→ REQUIRED ACTION
In the records, find every line with the word "Castera" and copy it out.

(Beginning of RECORDS FOR THE TASK)

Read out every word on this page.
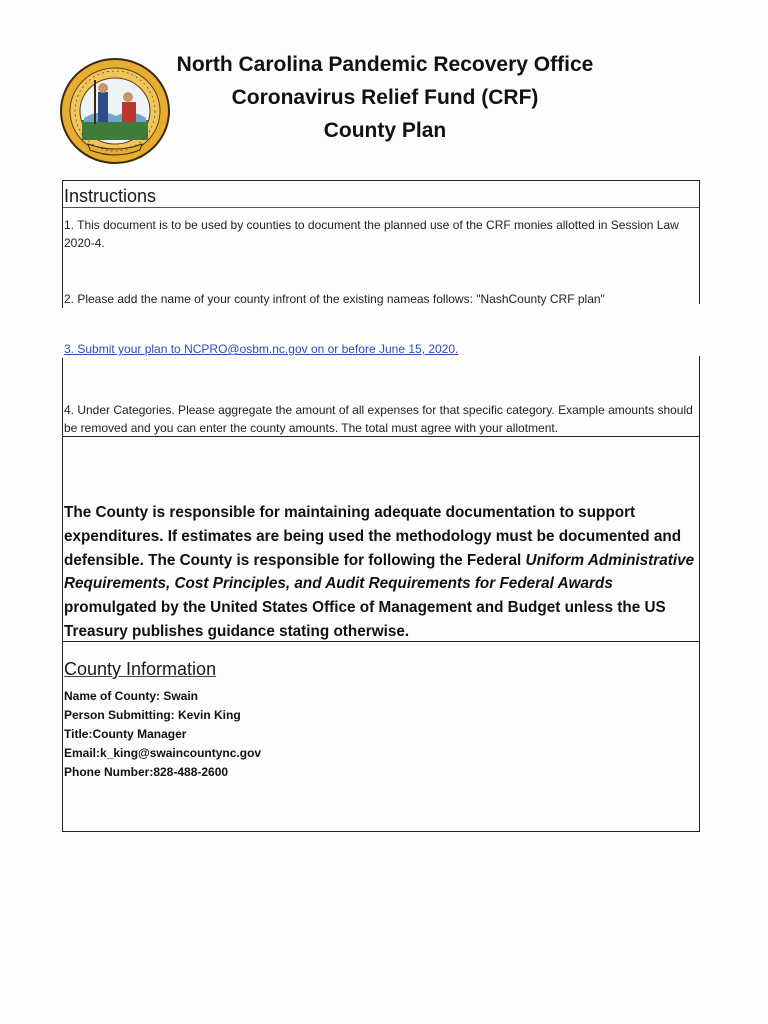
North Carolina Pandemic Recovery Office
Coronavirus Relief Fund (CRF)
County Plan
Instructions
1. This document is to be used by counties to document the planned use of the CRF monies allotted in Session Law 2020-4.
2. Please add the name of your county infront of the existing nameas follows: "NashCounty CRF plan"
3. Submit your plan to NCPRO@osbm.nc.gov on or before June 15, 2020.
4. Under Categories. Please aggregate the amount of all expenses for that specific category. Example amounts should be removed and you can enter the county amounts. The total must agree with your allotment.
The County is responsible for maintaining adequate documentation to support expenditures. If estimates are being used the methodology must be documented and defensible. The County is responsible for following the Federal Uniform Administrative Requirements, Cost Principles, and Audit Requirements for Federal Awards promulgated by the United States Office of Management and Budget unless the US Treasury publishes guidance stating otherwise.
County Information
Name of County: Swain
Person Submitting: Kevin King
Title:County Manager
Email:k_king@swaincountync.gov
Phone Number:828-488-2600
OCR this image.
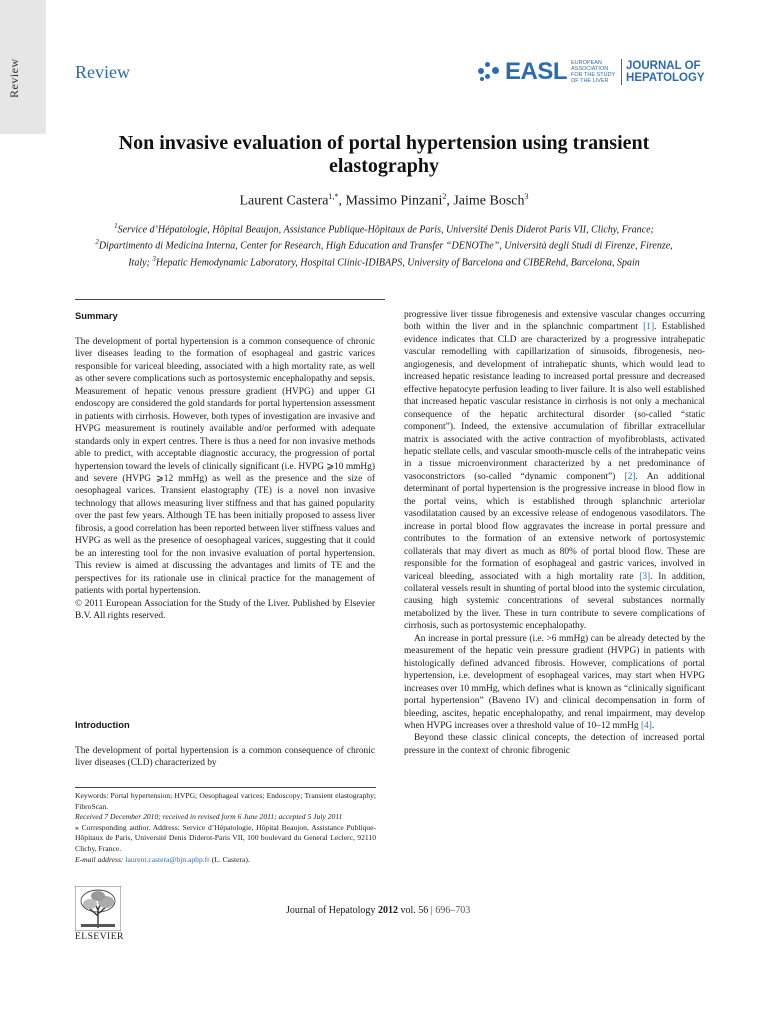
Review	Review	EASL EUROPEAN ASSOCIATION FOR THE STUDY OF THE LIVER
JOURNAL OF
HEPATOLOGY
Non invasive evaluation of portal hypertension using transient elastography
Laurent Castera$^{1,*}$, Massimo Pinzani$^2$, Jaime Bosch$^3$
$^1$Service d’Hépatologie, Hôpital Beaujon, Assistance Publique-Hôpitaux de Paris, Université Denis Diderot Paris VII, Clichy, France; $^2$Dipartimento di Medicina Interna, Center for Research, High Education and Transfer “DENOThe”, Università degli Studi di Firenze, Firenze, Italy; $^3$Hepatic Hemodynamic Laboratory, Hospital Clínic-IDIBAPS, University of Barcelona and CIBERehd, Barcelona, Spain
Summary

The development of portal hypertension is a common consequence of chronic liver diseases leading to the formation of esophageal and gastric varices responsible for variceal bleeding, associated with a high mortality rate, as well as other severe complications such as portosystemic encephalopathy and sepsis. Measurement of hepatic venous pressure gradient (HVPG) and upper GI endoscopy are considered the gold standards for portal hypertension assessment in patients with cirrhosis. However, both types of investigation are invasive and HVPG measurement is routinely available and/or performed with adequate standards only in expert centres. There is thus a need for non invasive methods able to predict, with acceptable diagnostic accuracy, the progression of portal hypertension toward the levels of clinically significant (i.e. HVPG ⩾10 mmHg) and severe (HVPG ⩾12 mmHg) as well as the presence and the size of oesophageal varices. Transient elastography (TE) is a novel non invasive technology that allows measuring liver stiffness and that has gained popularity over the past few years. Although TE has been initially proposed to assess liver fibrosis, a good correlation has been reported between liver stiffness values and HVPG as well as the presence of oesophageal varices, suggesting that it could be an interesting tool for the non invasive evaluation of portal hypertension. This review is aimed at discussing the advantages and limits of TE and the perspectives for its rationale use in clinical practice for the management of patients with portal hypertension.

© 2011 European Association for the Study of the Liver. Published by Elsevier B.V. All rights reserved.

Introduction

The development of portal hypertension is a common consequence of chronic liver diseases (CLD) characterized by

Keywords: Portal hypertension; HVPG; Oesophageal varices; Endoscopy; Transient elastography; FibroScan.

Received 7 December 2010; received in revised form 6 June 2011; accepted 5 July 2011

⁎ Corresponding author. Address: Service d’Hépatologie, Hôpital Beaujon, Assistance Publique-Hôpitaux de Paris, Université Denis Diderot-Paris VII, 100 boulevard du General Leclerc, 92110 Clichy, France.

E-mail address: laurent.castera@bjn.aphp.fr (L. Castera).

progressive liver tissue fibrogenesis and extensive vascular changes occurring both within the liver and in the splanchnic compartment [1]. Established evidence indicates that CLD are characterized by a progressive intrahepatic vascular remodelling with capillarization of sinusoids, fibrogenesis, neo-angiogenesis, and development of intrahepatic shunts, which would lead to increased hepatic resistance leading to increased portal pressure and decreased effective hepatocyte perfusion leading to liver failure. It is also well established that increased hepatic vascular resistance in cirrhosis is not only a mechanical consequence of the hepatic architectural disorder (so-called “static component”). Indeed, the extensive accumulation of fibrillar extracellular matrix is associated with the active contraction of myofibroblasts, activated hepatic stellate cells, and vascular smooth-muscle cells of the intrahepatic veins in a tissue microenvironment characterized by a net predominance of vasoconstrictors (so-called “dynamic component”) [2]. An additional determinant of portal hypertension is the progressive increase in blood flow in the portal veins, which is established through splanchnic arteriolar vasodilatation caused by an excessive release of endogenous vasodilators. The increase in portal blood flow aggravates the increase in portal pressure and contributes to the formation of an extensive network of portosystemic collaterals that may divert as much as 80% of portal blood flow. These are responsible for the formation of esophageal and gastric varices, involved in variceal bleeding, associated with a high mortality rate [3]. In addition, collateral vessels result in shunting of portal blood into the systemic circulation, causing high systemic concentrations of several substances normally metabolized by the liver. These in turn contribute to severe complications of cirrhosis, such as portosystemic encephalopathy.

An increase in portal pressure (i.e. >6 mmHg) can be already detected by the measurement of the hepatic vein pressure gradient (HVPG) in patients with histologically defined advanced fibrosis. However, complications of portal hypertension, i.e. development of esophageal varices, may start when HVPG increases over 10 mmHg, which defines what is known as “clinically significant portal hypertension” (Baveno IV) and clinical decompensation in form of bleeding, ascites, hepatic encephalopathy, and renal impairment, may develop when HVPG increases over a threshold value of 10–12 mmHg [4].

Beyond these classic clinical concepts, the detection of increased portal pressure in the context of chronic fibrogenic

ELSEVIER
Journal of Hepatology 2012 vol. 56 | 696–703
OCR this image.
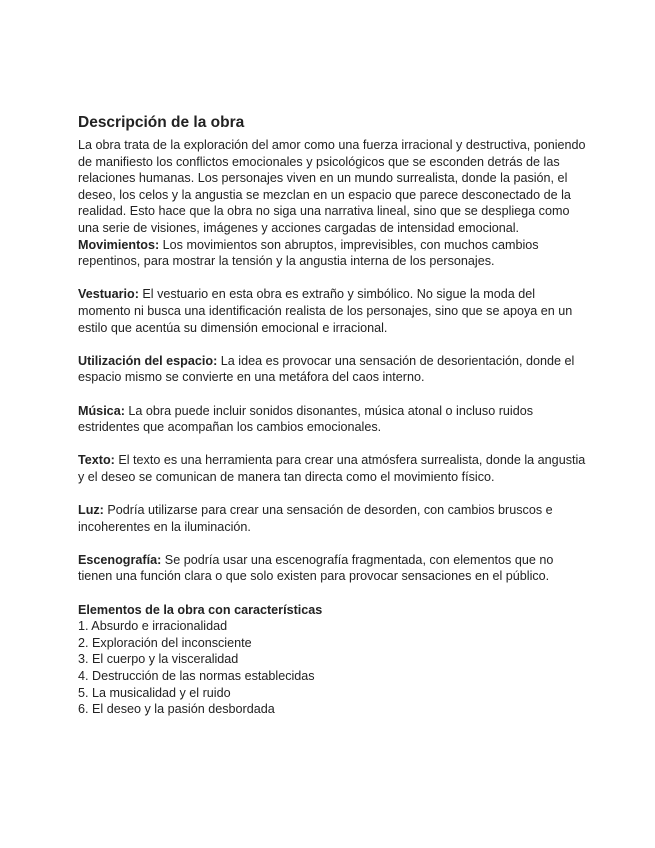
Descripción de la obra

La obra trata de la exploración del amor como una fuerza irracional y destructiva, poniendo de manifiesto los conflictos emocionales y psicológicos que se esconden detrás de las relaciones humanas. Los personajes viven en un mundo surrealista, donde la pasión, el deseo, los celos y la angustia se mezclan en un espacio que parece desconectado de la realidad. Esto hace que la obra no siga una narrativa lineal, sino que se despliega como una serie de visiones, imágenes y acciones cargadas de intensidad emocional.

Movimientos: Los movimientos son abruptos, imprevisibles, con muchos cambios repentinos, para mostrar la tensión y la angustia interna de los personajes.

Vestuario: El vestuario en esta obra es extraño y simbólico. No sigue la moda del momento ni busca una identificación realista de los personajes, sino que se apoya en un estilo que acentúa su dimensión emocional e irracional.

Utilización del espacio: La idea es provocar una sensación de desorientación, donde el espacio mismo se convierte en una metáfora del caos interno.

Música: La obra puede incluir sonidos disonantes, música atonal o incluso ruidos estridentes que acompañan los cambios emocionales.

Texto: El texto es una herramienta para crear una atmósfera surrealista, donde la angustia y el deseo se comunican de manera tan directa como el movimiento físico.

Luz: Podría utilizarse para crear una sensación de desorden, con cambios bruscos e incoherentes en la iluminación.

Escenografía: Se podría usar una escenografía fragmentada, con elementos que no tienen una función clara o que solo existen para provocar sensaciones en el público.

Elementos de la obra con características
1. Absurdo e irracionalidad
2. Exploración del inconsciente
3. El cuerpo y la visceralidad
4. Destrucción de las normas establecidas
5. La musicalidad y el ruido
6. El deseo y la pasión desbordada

(End of RECORDS FOR THE TASK)

→ ANSWER SECTION
Laurent Castera$^{1,*}$, Massimo Pinzani$^2$, Jaime Bosch$^3$
E-mail address: laurent.castera@bjn.aphp.fr (L. Castera).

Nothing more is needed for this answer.